What is being asked
Reproduce this listing in full.

Exercise data
--------------------
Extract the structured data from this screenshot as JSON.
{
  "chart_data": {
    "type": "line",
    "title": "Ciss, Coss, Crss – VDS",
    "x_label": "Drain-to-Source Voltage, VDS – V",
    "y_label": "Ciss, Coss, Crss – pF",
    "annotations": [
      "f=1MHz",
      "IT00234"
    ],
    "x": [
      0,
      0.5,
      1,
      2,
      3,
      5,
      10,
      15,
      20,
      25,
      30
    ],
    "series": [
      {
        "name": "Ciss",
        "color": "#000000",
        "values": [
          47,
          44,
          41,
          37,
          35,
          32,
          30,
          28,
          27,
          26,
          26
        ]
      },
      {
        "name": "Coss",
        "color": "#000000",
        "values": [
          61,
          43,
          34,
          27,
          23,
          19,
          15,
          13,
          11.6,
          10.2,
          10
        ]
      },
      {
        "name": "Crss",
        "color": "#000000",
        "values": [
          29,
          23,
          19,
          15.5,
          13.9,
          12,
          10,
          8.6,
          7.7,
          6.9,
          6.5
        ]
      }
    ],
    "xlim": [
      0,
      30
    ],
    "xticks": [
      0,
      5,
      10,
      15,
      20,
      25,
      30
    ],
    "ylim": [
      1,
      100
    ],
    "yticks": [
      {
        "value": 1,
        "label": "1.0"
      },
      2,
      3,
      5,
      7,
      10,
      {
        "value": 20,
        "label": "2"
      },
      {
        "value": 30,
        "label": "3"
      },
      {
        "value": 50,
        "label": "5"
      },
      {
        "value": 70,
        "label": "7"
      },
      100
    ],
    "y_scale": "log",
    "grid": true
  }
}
--------------------
Final answer
Extract the structured data from this screenshot as JSON.
{
  "chart_data": {
    "type": "line",
    "title": "Ciss, Coss, Crss – VDS",
    "x_label": "Drain-to-Source Voltage, VDS – V",
    "y_label": "Ciss, Coss, Crss – pF",
    "annotations": [
      "f=1MHz",
      "IT00234"
    ],
    "x": [
      0,
      0.5,
      1,
      2,
      3,
      5,
      10,
      15,
      20,
      25,
      30
    ],
    "series": [
      {
        "name": "Ciss",
        "color": "#000000",
        "values": [
          47,
          44,
          41,
          37,
          35,
          32,
          30,
          28,
          27,
          26,
          26
        ]
      },
      {
        "name": "Coss",
        "color": "#000000",
        "values": [
          61,
          43,
          34,
          27,
          23,
          19,
          15,
          13,
          11.6,
          10.2,
          10
        ]
      },
      {
        "name": "Crss",
        "color": "#000000",
        "values": [
          29,
          23,
          19,
          15.5,
          13.9,
          12,
          10,
          8.6,
          7.7,
          6.9,
          6.5
        ]
      }
    ],
    "xlim": [
      0,
      30
    ],
    "xticks": [
      0,
      5,
      10,
      15,
      20,
      25,
      30
    ],
    "ylim": [
      1,
      100
    ],
    "yticks": [
      {
        "value": 1,
        "label": "1.0"
      },
      2,
      3,
      5,
      7,
      10,
      {
        "value": 20,
        "label": "2"
      },
      {
        "value": 30,
        "label": "3"
      },
      {
        "value": 50,
        "label": "5"
      },
      {
        "value": 70,
        "label": "7"
      },
      100
    ],
    "y_scale": "log",
    "grid": true
  }
}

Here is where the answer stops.